**Objective:** Exactly repeat the material, dropping every picture from the copy.

>> Begin Records to process

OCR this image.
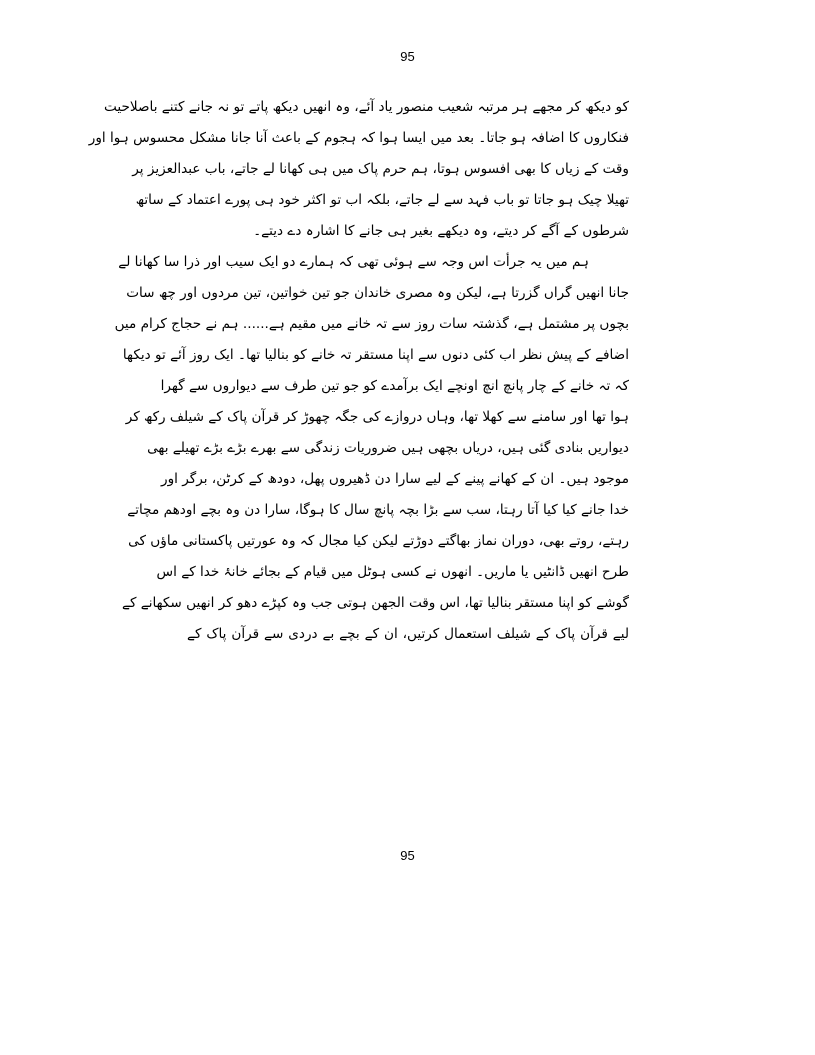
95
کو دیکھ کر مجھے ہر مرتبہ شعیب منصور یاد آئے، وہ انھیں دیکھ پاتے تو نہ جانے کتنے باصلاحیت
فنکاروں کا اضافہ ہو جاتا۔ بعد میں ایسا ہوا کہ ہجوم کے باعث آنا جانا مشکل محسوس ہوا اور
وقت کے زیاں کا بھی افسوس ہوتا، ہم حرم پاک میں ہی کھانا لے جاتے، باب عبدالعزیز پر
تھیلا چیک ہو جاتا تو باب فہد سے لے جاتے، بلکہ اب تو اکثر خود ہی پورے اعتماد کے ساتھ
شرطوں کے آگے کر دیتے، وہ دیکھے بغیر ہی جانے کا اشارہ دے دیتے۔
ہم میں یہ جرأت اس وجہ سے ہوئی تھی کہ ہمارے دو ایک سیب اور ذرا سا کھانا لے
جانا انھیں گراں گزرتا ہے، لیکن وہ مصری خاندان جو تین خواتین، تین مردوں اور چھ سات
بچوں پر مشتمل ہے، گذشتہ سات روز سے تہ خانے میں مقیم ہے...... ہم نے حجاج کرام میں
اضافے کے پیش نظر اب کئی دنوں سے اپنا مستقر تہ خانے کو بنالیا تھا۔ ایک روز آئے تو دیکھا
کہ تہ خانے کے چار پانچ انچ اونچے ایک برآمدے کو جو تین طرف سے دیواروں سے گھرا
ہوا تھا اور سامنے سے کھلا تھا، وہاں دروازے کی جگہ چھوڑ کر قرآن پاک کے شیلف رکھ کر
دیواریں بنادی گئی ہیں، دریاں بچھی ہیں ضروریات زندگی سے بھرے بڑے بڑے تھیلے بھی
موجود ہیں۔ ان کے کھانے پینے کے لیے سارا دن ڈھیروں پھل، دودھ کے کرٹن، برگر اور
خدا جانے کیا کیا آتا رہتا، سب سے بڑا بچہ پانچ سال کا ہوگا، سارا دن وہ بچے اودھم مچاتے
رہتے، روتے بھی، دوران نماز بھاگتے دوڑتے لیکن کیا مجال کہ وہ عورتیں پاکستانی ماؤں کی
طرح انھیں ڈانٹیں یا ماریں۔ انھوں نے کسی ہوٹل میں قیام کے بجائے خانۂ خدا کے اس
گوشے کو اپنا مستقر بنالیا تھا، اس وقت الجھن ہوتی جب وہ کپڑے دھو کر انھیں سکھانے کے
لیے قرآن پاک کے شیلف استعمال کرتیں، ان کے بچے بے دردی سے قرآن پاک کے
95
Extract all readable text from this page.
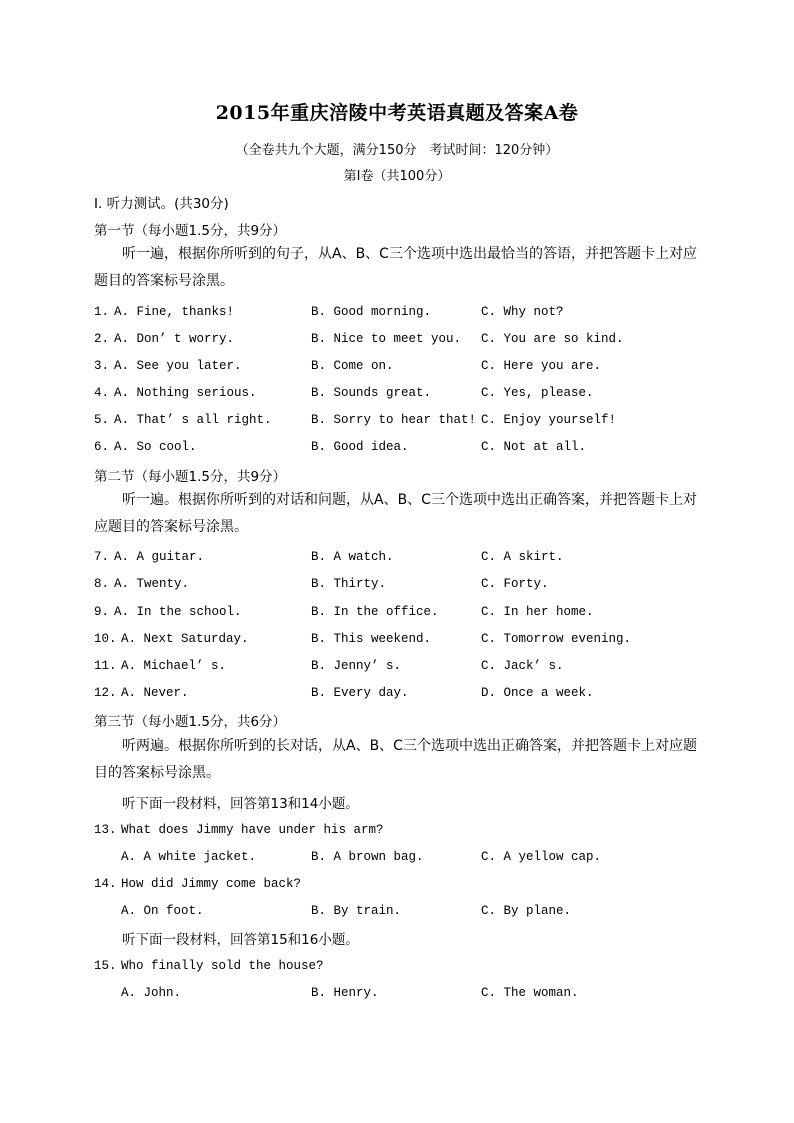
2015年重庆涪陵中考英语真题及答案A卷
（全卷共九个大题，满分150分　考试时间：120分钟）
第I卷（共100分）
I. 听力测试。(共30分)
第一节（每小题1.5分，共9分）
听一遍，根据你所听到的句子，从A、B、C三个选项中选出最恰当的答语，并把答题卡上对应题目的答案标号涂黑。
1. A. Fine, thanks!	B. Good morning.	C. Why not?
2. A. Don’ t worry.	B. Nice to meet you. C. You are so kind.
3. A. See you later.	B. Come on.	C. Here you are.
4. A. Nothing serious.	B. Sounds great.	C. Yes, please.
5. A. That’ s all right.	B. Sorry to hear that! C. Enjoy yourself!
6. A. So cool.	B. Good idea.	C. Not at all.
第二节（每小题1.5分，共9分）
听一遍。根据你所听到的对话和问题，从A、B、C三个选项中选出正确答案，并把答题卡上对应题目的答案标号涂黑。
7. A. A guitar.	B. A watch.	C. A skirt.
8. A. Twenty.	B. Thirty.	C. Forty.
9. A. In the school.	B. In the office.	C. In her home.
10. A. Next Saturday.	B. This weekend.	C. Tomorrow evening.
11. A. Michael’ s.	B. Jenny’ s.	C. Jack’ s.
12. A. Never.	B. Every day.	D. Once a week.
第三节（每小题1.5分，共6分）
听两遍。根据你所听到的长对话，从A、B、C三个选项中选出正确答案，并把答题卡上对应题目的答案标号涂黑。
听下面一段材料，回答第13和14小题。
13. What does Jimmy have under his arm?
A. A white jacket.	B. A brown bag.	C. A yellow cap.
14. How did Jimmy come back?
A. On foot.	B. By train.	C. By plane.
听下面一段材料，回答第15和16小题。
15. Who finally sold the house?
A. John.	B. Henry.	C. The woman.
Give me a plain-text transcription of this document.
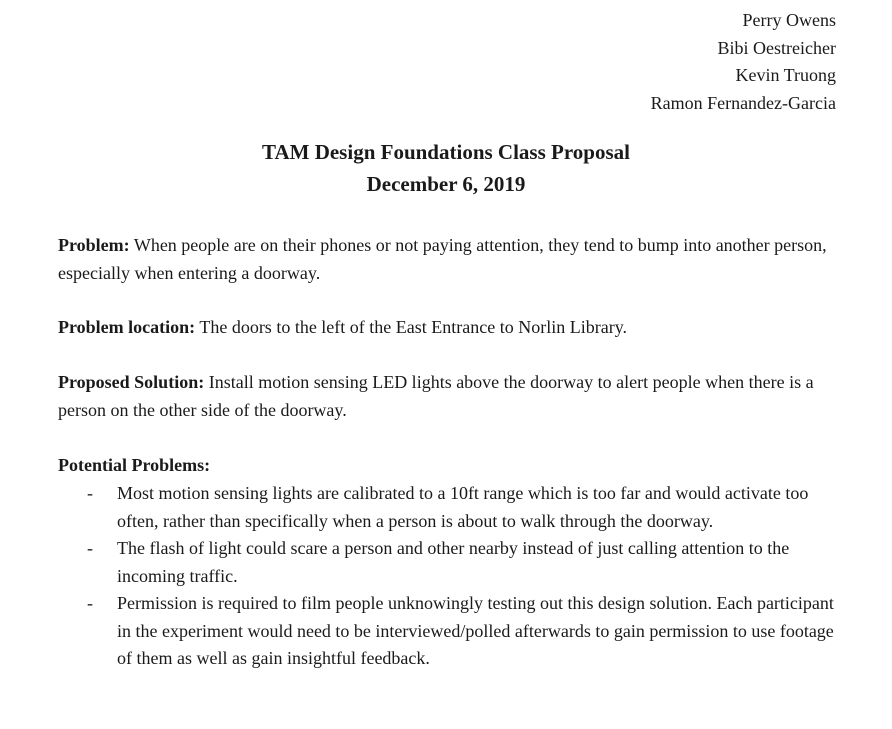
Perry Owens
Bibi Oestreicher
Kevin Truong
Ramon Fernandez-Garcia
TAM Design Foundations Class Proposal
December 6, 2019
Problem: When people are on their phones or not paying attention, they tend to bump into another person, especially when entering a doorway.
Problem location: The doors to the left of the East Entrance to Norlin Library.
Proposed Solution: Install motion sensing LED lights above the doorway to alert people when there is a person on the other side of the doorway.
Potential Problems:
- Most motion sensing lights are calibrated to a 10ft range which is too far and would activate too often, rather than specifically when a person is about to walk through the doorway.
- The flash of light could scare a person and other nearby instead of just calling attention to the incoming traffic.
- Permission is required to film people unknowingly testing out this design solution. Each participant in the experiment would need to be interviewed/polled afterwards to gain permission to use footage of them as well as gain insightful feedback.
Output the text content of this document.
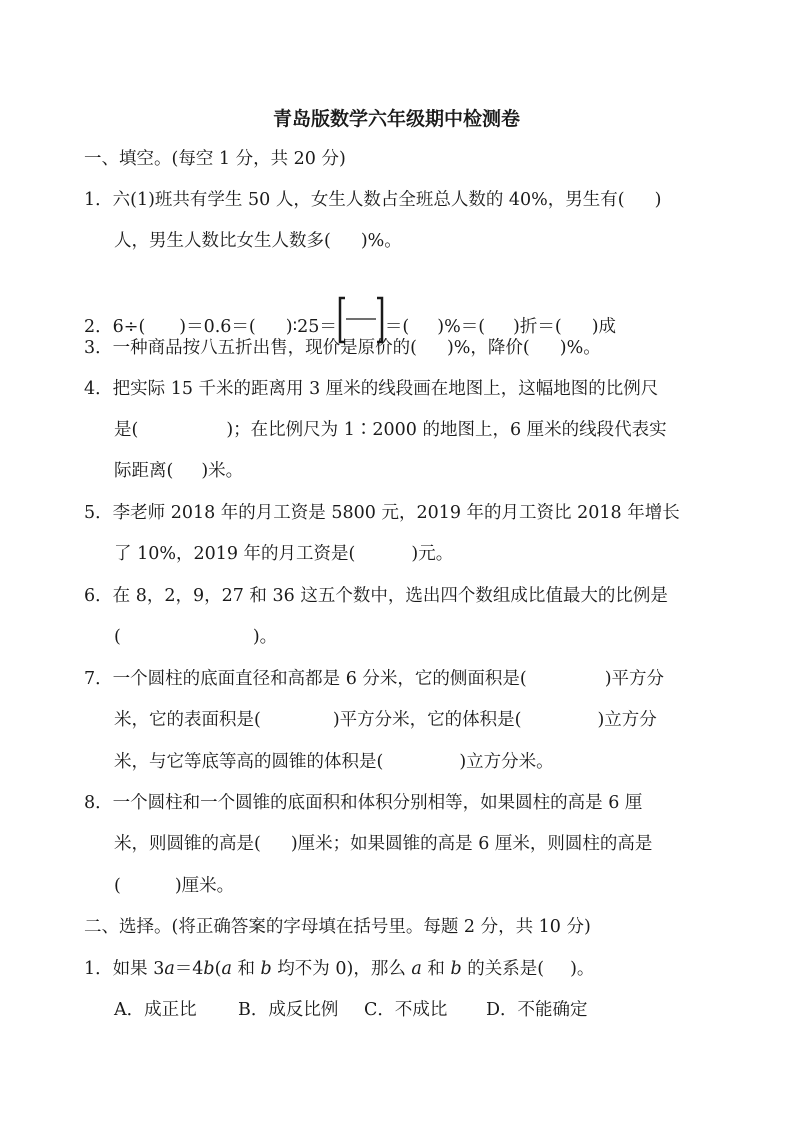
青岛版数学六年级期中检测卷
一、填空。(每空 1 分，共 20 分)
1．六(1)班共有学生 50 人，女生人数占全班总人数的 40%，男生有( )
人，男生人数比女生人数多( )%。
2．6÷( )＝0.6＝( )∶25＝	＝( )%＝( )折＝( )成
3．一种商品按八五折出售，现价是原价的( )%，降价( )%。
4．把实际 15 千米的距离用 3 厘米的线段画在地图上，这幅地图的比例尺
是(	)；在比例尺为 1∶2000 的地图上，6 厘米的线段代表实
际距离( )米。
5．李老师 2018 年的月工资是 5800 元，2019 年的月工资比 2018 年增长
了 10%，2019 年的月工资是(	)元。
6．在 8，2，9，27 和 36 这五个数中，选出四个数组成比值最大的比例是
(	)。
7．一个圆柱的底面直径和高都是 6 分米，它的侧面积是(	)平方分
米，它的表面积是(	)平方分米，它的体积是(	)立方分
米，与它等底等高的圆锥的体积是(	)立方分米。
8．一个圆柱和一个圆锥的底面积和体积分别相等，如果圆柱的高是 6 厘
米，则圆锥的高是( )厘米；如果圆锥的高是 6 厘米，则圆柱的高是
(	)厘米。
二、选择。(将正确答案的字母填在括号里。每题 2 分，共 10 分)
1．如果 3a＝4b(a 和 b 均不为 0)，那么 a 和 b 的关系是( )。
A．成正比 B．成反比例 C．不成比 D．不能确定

>> End Records to process

**Correct result:**
OCR this image.
95
کو دیکھ کر مجھے ہر مرتبہ شعیب منصور یاد آئے، وہ انھیں دیکھ پاتے تو نہ جانے کتنے باصلاحیت
فنکاروں کا اضافہ ہو جاتا۔ بعد میں ایسا ہوا کہ ہجوم کے باعث آنا جانا مشکل محسوس ہوا اور
وقت کے زیاں کا بھی افسوس ہوتا، ہم حرم پاک میں ہی کھانا لے جاتے، باب عبدالعزیز پر
تھیلا چیک ہو جاتا تو باب فہد سے لے جاتے، بلکہ اب تو اکثر خود ہی پورے اعتماد کے ساتھ
شرطوں کے آگے کر دیتے، وہ دیکھے بغیر ہی جانے کا اشارہ دے دیتے۔
ہم میں یہ جرأت اس وجہ سے ہوئی تھی کہ ہمارے دو ایک سیب اور ذرا سا کھانا لے
جانا انھیں گراں گزرتا ہے، لیکن وہ مصری خاندان جو تین خواتین، تین مردوں اور چھ سات
بچوں پر مشتمل ہے، گذشتہ سات روز سے تہ خانے میں مقیم ہے...... ہم نے حجاج کرام میں
اضافے کے پیش نظر اب کئی دنوں سے اپنا مستقر تہ خانے کو بنالیا تھا۔ ایک روز آئے تو دیکھا
کہ تہ خانے کے چار پانچ انچ اونچے ایک برآمدے کو جو تین طرف سے دیواروں سے گھرا
ہوا تھا اور سامنے سے کھلا تھا، وہاں دروازے کی جگہ چھوڑ کر قرآن پاک کے شیلف رکھ کر
دیواریں بنادی گئی ہیں، دریاں بچھی ہیں ضروریات زندگی سے بھرے بڑے بڑے تھیلے بھی
موجود ہیں۔ ان کے کھانے پینے کے لیے سارا دن ڈھیروں پھل، دودھ کے کرٹن، برگر اور
خدا جانے کیا کیا آتا رہتا، سب سے بڑا بچہ پانچ سال کا ہوگا، سارا دن وہ بچے اودھم مچاتے
رہتے، روتے بھی، دوران نماز بھاگتے دوڑتے لیکن کیا مجال کہ وہ عورتیں پاکستانی ماؤں کی
طرح انھیں ڈانٹیں یا ماریں۔ انھوں نے کسی ہوٹل میں قیام کے بجائے خانۂ خدا کے اس
گوشے کو اپنا مستقر بنالیا تھا، اس وقت الجھن ہوتی جب وہ کپڑے دھو کر انھیں سکھانے کے
لیے قرآن پاک کے شیلف استعمال کرتیں، ان کے بچے بے دردی سے قرآن پاک کے
95
Extract all readable text from this page.
2015年重庆涪陵中考英语真题及答案A卷
（全卷共九个大题，满分150分　考试时间：120分钟）
第I卷（共100分）
I. 听力测试。(共30分)
第一节（每小题1.5分，共9分）
听一遍，根据你所听到的句子，从A、B、C三个选项中选出最恰当的答语，并把答题卡上对应题目的答案标号涂黑。
1. A. Fine, thanks!	B. Good morning.	C. Why not?
2. A. Don’ t worry.	B. Nice to meet you. C. You are so kind.
3. A. See you later.	B. Come on.	C. Here you are.
4. A. Nothing serious.	B. Sounds great.	C. Yes, please.
5. A. That’ s all right.	B. Sorry to hear that! C. Enjoy yourself!
6. A. So cool.	B. Good idea.	C. Not at all.
第二节（每小题1.5分，共9分）
听一遍。根据你所听到的对话和问题，从A、B、C三个选项中选出正确答案，并把答题卡上对应题目的答案标号涂黑。
7. A. A guitar.	B. A watch.	C. A skirt.
8. A. Twenty.	B. Thirty.	C. Forty.
9. A. In the school.	B. In the office.	C. In her home.
10. A. Next Saturday.	B. This weekend.	C. Tomorrow evening.
11. A. Michael’ s.	B. Jenny’ s.	C. Jack’ s.
12. A. Never.	B. Every day.	D. Once a week.
第三节（每小题1.5分，共6分）
听两遍。根据你所听到的长对话，从A、B、C三个选项中选出正确答案，并把答题卡上对应题目的答案标号涂黑。
听下面一段材料，回答第13和14小题。
13. What does Jimmy have under his arm?
A. A white jacket.	B. A brown bag.	C. A yellow cap.
14. How did Jimmy come back?
A. On foot.	B. By train.	C. By plane.
听下面一段材料，回答第15和16小题。
15. Who finally sold the house?
A. John.	B. Henry.	C. The woman.
Give me a plain-text transcription of this document.
Perry Owens
Bibi Oestreicher
Kevin Truong
Ramon Fernandez-Garcia
TAM Design Foundations Class Proposal
December 6, 2019
Problem: When people are on their phones or not paying attention, they tend to bump into another person, especially when entering a doorway.
Problem location: The doors to the left of the East Entrance to Norlin Library.
Proposed Solution: Install motion sensing LED lights above the doorway to alert people when there is a person on the other side of the doorway.
Potential Problems:
- Most motion sensing lights are calibrated to a 10ft range which is too far and would activate too often, rather than specifically when a person is about to walk through the doorway.
- The flash of light could scare a person and other nearby instead of just calling attention to the incoming traffic.
- Permission is required to film people unknowingly testing out this design solution. Each participant in the experiment would need to be interviewed/polled afterwards to gain permission to use footage of them as well as gain insightful feedback.
Output the text content of this document.
青岛版数学六年级期中检测卷
一、填空。(每空 1 分，共 20 分)
1．六(1)班共有学生 50 人，女生人数占全班总人数的 40%，男生有( )
人，男生人数比女生人数多( )%。
2．6÷( )＝0.6＝( )∶25＝	＝( )%＝( )折＝( )成
3．一种商品按八五折出售，现价是原价的( )%，降价( )%。
4．把实际 15 千米的距离用 3 厘米的线段画在地图上，这幅地图的比例尺
是(	)；在比例尺为 1∶2000 的地图上，6 厘米的线段代表实
际距离( )米。
5．李老师 2018 年的月工资是 5800 元，2019 年的月工资比 2018 年增长
了 10%，2019 年的月工资是(	)元。
6．在 8，2，9，27 和 36 这五个数中，选出四个数组成比值最大的比例是
(	)。
7．一个圆柱的底面直径和高都是 6 分米，它的侧面积是(	)平方分
米，它的表面积是(	)平方分米，它的体积是(	)立方分
米，与它等底等高的圆锥的体积是(	)立方分米。
8．一个圆柱和一个圆锥的底面积和体积分别相等，如果圆柱的高是 6 厘
米，则圆锥的高是( )厘米；如果圆锥的高是 6 厘米，则圆柱的高是
(	)厘米。
二、选择。(将正确答案的字母填在括号里。每题 2 分，共 10 分)
1．如果 3a＝4b(a 和 b 均不为 0)，那么 a 和 b 的关系是( )。
A．成正比 B．成反比例 C．不成比 D．不能确定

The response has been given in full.